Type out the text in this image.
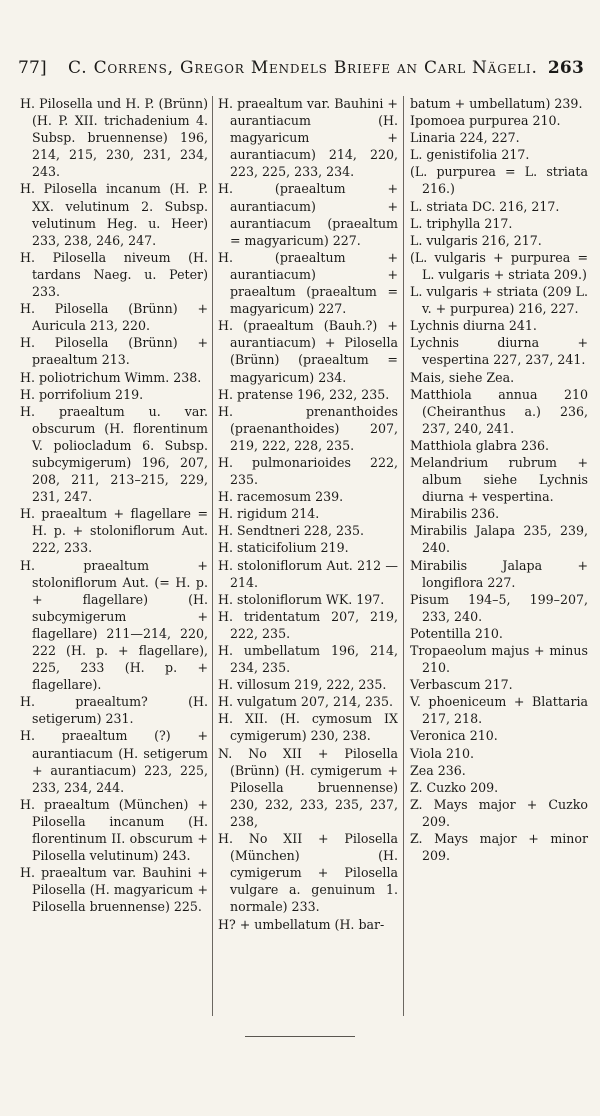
77] C. Correns, Gregor Mendels Briefe an Carl Nägeli. 263

H. Pilosella und H. P. (Brünn) (H. P. XII. trichadenium 4. Subsp. bruennense) 196, 214, 215, 230, 231, 234, 243.

H. Pilosella incanum (H. P. XX. velutinum 2. Subsp. velutinum Heg. u. Heer) 233, 238, 246, 247.

H. Pilosella niveum (H. tardans Naeg. u. Peter) 233.

H. Pilosella (Brünn) + Auricula 213, 220.

H. Pilosella (Brünn) + praealtum 213.

H. poliotrichum Wimm. 238.

H. porrifolium 219.

H. praealtum u. var. obscurum (H. florentinum V. poliocladum 6. Subsp. subcymigerum) 196, 207, 208, 211, 213–215, 229, 231, 247.

H. praealtum + flagellare = H. p. + stoloniflorum Aut. 222, 233.

H. praealtum + stoloniflorum Aut. (= H. p. + flagellare) (H. subcymigerum + flagellare) 211—214, 220, 222 (H. p. + flagellare), 225, 233 (H. p. + flagellare).

H. praealtum? (H. setigerum) 231.

H. praealtum (?) + aurantiacum (H. setigerum + aurantiacum) 223, 225, 233, 234, 244.

H. praealtum (München) + Pilosella incanum (H. florentinum II. obscurum + Pilosella velutinum) 243.

H. praealtum var. Bauhini + Pilosella (H. magyaricum + Pilosella bruennense) 225.

H. praealtum var. Bauhini + aurantiacum (H. magyaricum + aurantiacum) 214, 220, 223, 225, 233, 234.

H. (praealtum + aurantiacum) + aurantiacum (praealtum = magyaricum) 227.

H. (praealtum + aurantiacum) + praealtum (praealtum = magyaricum) 227.

H. (praealtum (Bauh.?) + aurantiacum) + Pilosella (Brünn) (praealtum = magyaricum) 234.

H. pratense 196, 232, 235.

H. prenanthoides (praenanthoides) 207, 219, 222, 228, 235.

H. pulmonarioides 222, 235.

H. racemosum 239.

H. rigidum 214.

H. Sendtneri 228, 235.

H. staticifolium 219.

H. stoloniflorum Aut. 212 —214.

H. stoloniflorum WK. 197.

H. tridentatum 207, 219, 222, 235.

H. umbellatum 196, 214, 234, 235.

H. villosum 219, 222, 235.

H. vulgatum 207, 214, 235.

H. XII. (H. cymosum IX cymigerum) 230, 238.

N. No XII + Pilosella (Brünn) (H. cymigerum + Pilosella bruennense) 230, 232, 233, 235, 237, 238,

H. No XII + Pilosella (München) (H. cymigerum + Pilosella vulgare a. genuinum 1. normale) 233.

H? + umbellatum (H. bar-

batum + umbellatum) 239.

Ipomoea purpurea 210.

Linaria 224, 227.

L. genistifolia 217.

(L. purpurea = L. striata 216.)

L. striata DC. 216, 217.

L. triphylla 217.

L. vulgaris 216, 217.

(L. vulgaris + purpurea = L. vulgaris + striata 209.)

L. vulgaris + striata (209 L. v. + purpurea) 216, 227.

Lychnis diurna 241.

Lychnis diurna + vespertina 227, 237, 241.

Mais, siehe Zea.

Matthiola annua 210 (Cheiranthus a.) 236, 237, 240, 241.

Matthiola glabra 236.

Melandrium rubrum + album siehe Lychnis diurna + vespertina.

Mirabilis 236.

Mirabilis Jalapa 235, 239, 240.

Mirabilis Jalapa + longiflora 227.

Pisum 194–5, 199–207, 233, 240.

Potentilla 210.

Tropaeolum majus + minus 210.

Verbascum 217.

V. phoeniceum + Blattaria 217, 218.

Veronica 210.

Viola 210.

Zea 236.

Z. Cuzko 209.

Z. Mays major + Cuzko 209.

Z. Mays major + minor 209.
◆ ◆ ◆
## Instruction
Restate each line of the records exactly; pictures do not belong in the copy.

## Task solution
Type out the text in this image.
77] C. Correns, Gregor Mendels Briefe an Carl Nägeli. 263

H. Pilosella und H. P. (Brünn) (H. P. XII. trichadenium 4. Subsp. bruennense) 196, 214, 215, 230, 231, 234, 243.

H. Pilosella incanum (H. P. XX. velutinum 2. Subsp. velutinum Heg. u. Heer) 233, 238, 246, 247.

H. Pilosella niveum (H. tardans Naeg. u. Peter) 233.

H. Pilosella (Brünn) + Auricula 213, 220.

H. Pilosella (Brünn) + praealtum 213.

H. poliotrichum Wimm. 238.

H. porrifolium 219.

H. praealtum u. var. obscurum (H. florentinum V. poliocladum 6. Subsp. subcymigerum) 196, 207, 208, 211, 213–215, 229, 231, 247.

H. praealtum + flagellare = H. p. + stoloniflorum Aut. 222, 233.

H. praealtum + stoloniflorum Aut. (= H. p. + flagellare) (H. subcymigerum + flagellare) 211—214, 220, 222 (H. p. + flagellare), 225, 233 (H. p. + flagellare).

H. praealtum? (H. setigerum) 231.

H. praealtum (?) + aurantiacum (H. setigerum + aurantiacum) 223, 225, 233, 234, 244.

H. praealtum (München) + Pilosella incanum (H. florentinum II. obscurum + Pilosella velutinum) 243.

H. praealtum var. Bauhini + Pilosella (H. magyaricum + Pilosella bruennense) 225.

H. praealtum var. Bauhini + aurantiacum (H. magyaricum + aurantiacum) 214, 220, 223, 225, 233, 234.

H. (praealtum + aurantiacum) + aurantiacum (praealtum = magyaricum) 227.

H. (praealtum + aurantiacum) + praealtum (praealtum = magyaricum) 227.

H. (praealtum (Bauh.?) + aurantiacum) + Pilosella (Brünn) (praealtum = magyaricum) 234.

H. pratense 196, 232, 235.

H. prenanthoides (praenanthoides) 207, 219, 222, 228, 235.

H. pulmonarioides 222, 235.

H. racemosum 239.

H. rigidum 214.

H. Sendtneri 228, 235.

H. staticifolium 219.

H. stoloniflorum Aut. 212 —214.

H. stoloniflorum WK. 197.

H. tridentatum 207, 219, 222, 235.

H. umbellatum 196, 214, 234, 235.

H. villosum 219, 222, 235.

H. vulgatum 207, 214, 235.

H. XII. (H. cymosum IX cymigerum) 230, 238.

N. No XII + Pilosella (Brünn) (H. cymigerum + Pilosella bruennense) 230, 232, 233, 235, 237, 238,

H. No XII + Pilosella (München) (H. cymigerum + Pilosella vulgare a. genuinum 1. normale) 233.

H? + umbellatum (H. bar-

batum + umbellatum) 239.

Ipomoea purpurea 210.

Linaria 224, 227.

L. genistifolia 217.

(L. purpurea = L. striata 216.)

L. striata DC. 216, 217.

L. triphylla 217.

L. vulgaris 216, 217.

(L. vulgaris + purpurea = L. vulgaris + striata 209.)

L. vulgaris + striata (209 L. v. + purpurea) 216, 227.

Lychnis diurna 241.

Lychnis diurna + vespertina 227, 237, 241.

Mais, siehe Zea.

Matthiola annua 210 (Cheiranthus a.) 236, 237, 240, 241.

Matthiola glabra 236.

Melandrium rubrum + album siehe Lychnis diurna + vespertina.

Mirabilis 236.

Mirabilis Jalapa 235, 239, 240.

Mirabilis Jalapa + longiflora 227.

Pisum 194–5, 199–207, 233, 240.

Potentilla 210.

Tropaeolum majus + minus 210.

Verbascum 217.

V. phoeniceum + Blattaria 217, 218.

Veronica 210.

Viola 210.

Zea 236.

Z. Cuzko 209.

Z. Mays major + Cuzko 209.

Z. Mays major + minor 209.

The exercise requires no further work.